* _Direction_
Your answer should be one number: how many lines of the data include the string "JSON"?

* _Records shown_

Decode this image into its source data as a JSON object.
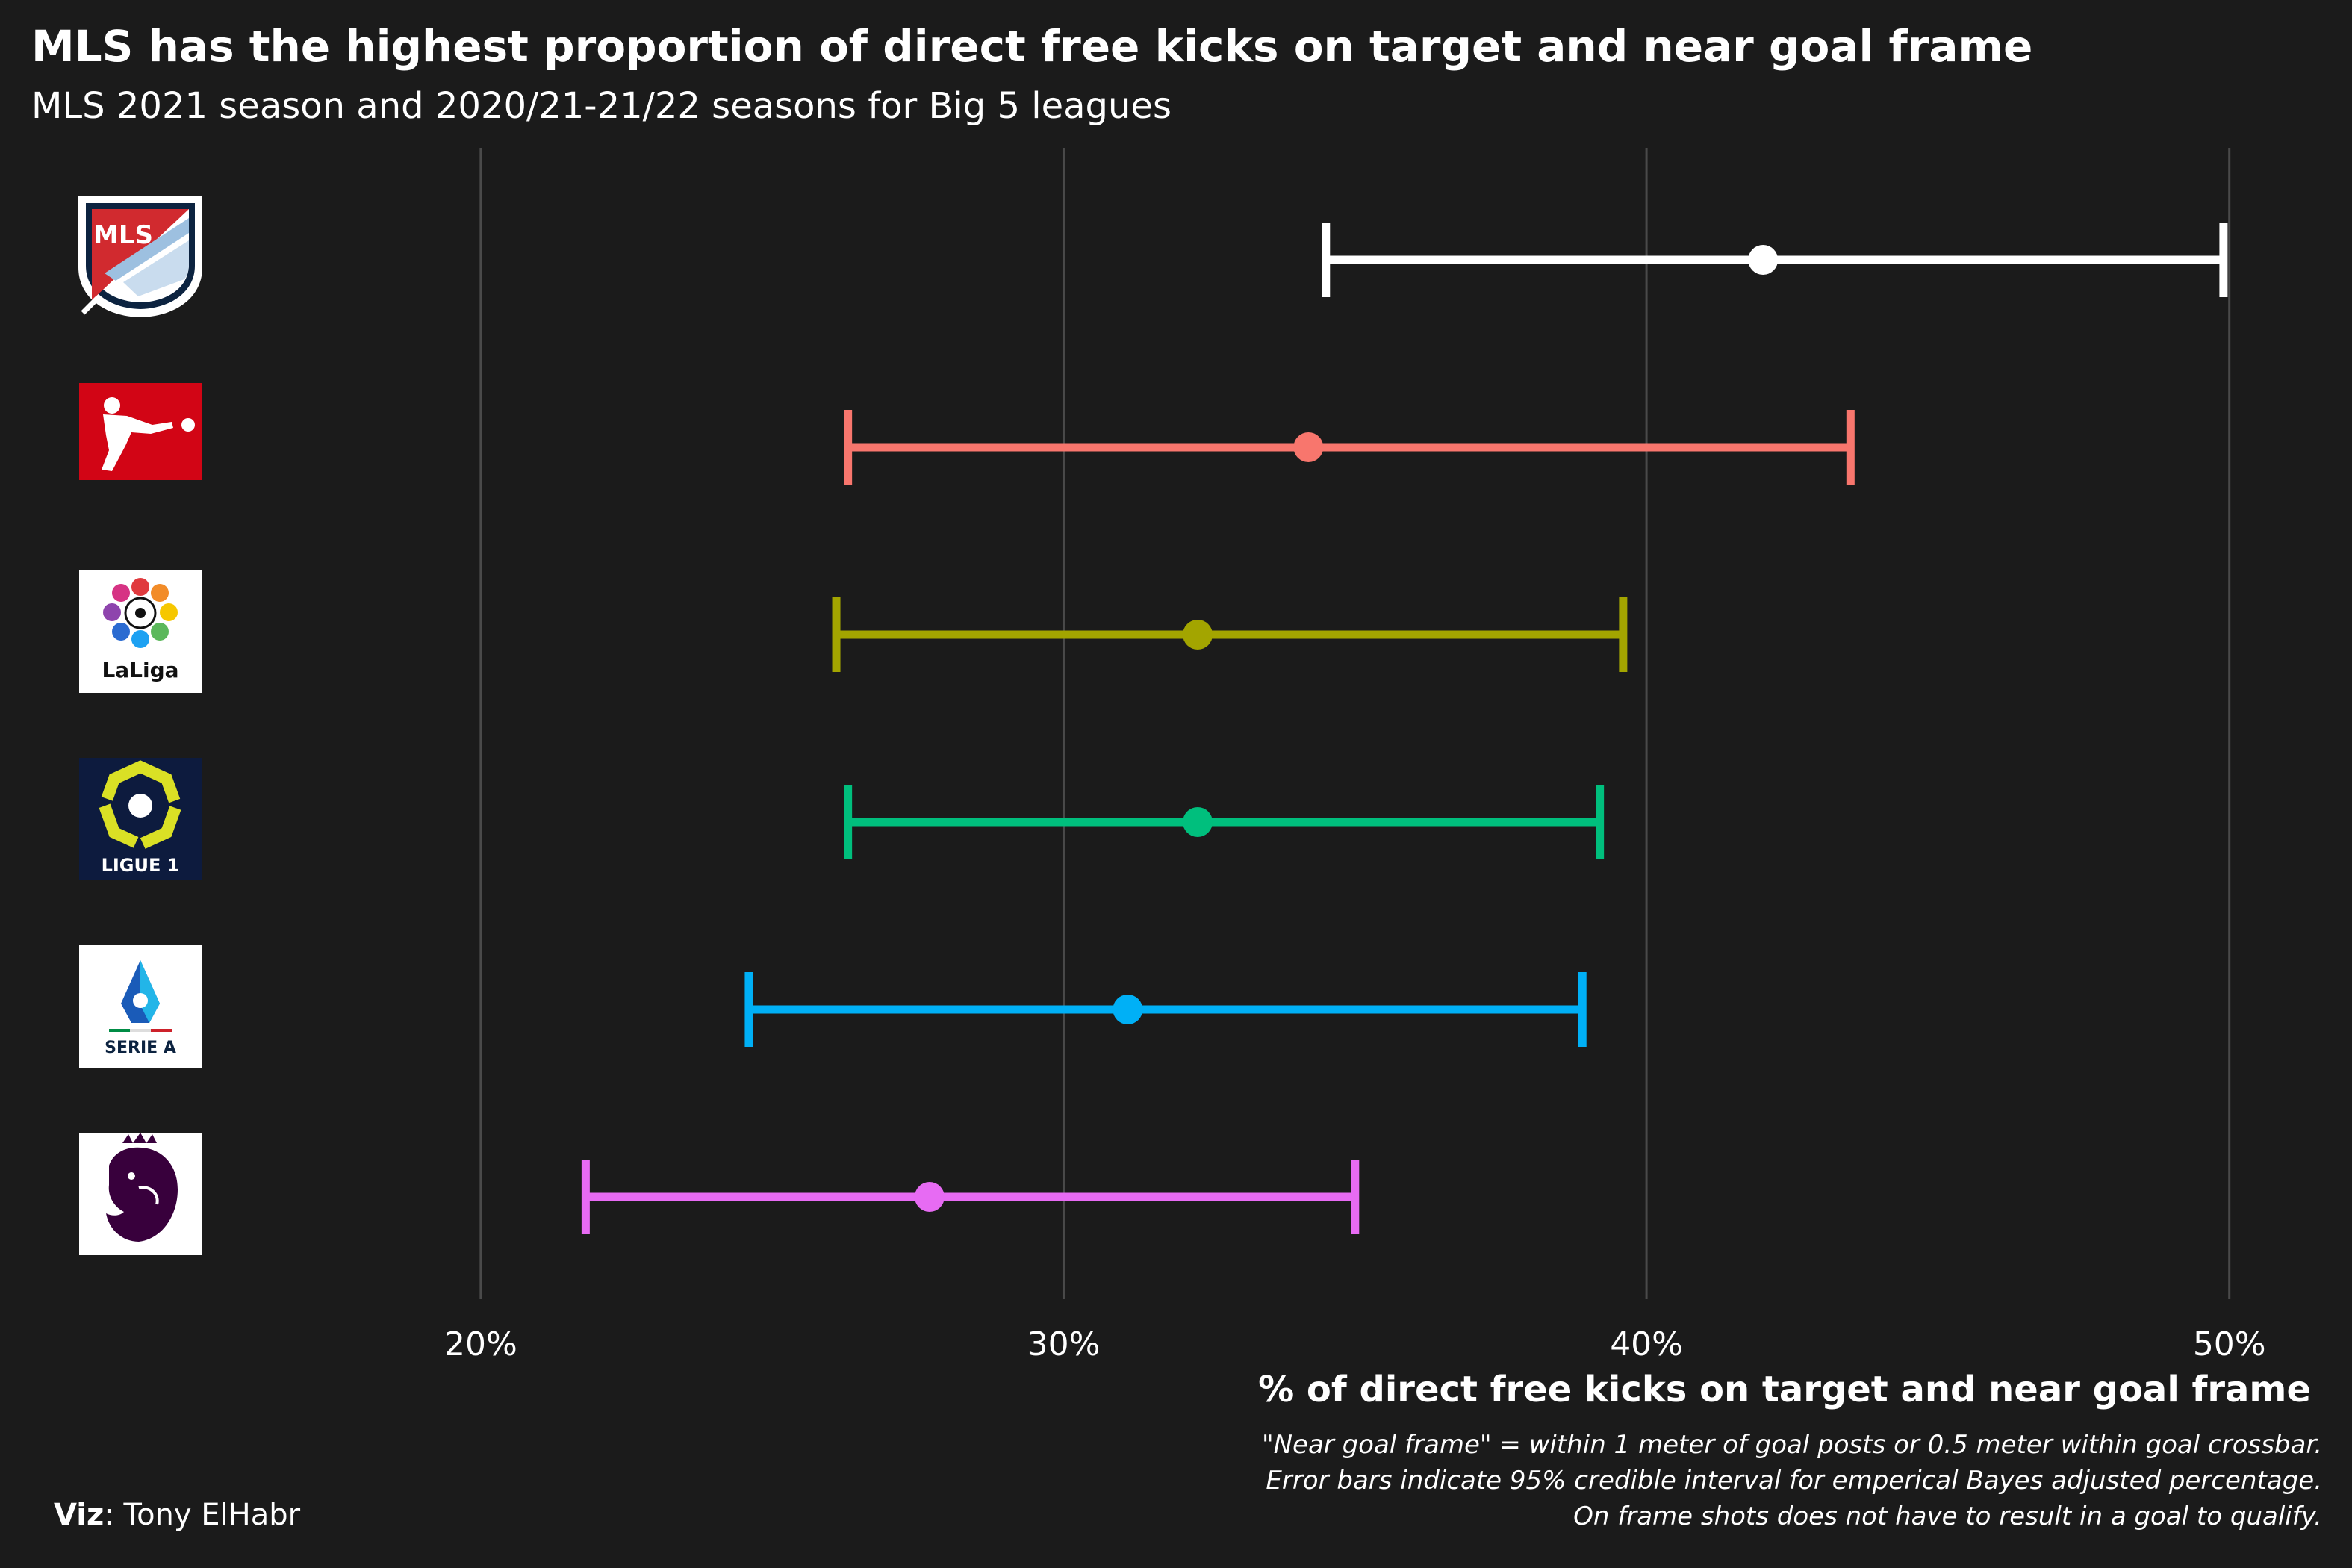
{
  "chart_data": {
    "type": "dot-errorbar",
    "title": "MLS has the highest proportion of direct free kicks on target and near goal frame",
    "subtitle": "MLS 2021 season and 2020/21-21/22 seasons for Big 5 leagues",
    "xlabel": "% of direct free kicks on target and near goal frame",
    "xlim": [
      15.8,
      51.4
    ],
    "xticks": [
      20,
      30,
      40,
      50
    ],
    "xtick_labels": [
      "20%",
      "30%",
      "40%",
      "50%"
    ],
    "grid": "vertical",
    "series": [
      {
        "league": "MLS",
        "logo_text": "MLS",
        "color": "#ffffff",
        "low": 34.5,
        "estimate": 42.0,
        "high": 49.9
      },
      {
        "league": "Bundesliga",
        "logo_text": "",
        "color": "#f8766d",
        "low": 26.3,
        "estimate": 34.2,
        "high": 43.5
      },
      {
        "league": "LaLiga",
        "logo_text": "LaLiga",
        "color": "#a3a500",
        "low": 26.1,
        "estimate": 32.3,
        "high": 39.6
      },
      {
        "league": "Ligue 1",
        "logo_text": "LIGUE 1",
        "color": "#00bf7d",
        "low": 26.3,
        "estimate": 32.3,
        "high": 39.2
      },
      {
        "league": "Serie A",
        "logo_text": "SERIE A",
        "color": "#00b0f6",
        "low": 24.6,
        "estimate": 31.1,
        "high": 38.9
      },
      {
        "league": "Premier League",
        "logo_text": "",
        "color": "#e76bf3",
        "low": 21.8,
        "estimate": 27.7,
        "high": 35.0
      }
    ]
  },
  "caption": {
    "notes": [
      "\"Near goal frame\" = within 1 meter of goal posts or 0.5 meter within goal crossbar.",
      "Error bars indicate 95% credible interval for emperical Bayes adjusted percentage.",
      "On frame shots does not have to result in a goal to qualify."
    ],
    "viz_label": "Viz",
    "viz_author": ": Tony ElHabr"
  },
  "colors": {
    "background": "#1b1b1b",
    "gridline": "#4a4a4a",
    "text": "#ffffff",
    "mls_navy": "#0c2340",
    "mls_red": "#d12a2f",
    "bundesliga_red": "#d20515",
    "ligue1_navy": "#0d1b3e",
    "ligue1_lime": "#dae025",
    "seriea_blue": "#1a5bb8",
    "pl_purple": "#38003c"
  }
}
--
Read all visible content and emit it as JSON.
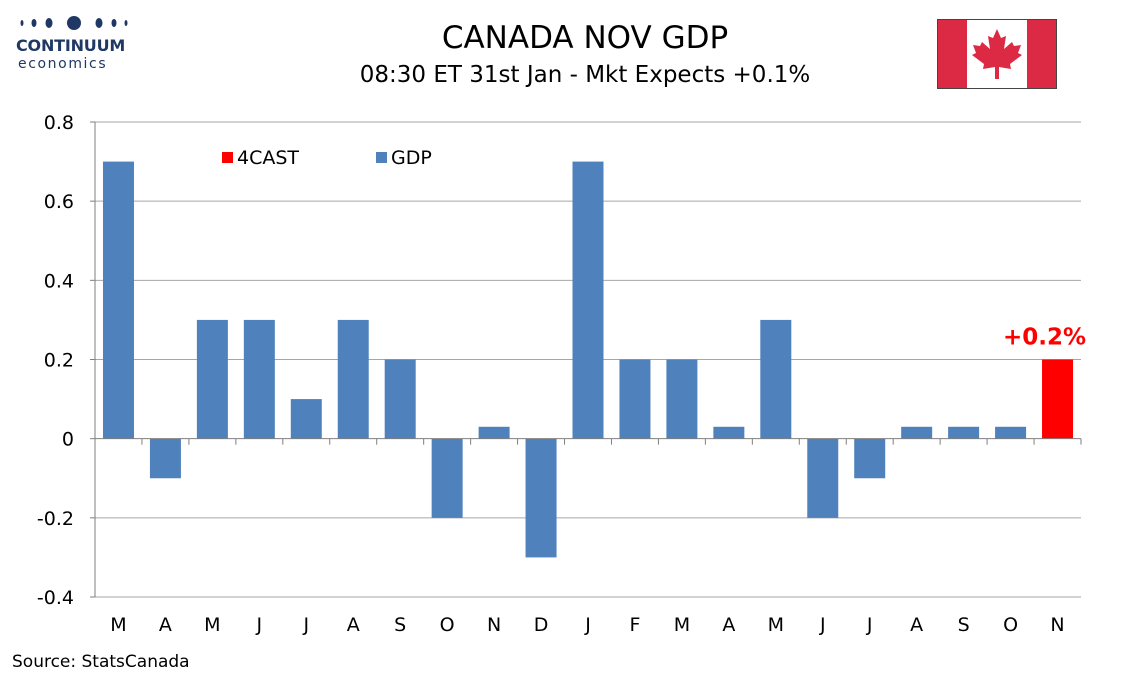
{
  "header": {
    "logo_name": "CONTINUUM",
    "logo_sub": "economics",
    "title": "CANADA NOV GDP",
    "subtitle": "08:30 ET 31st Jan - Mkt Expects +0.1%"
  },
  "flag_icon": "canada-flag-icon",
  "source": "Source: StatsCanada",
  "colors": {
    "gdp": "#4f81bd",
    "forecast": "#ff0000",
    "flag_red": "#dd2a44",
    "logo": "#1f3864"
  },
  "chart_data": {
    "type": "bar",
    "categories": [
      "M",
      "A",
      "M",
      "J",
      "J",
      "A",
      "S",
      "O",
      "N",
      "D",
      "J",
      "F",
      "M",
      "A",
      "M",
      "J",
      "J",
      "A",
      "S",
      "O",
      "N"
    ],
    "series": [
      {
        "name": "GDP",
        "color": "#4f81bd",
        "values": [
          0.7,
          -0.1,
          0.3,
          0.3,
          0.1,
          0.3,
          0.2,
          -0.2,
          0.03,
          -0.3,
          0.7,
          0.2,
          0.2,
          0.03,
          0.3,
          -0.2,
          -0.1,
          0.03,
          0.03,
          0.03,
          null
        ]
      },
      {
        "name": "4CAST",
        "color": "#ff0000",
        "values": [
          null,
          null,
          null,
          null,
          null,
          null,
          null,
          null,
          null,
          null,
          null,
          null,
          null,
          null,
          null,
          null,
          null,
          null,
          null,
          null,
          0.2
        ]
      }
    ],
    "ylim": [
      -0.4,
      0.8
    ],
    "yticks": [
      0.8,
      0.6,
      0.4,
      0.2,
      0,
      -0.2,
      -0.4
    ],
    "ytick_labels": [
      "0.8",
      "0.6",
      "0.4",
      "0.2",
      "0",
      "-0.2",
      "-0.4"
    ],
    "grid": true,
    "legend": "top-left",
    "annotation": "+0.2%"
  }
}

* _The response_
2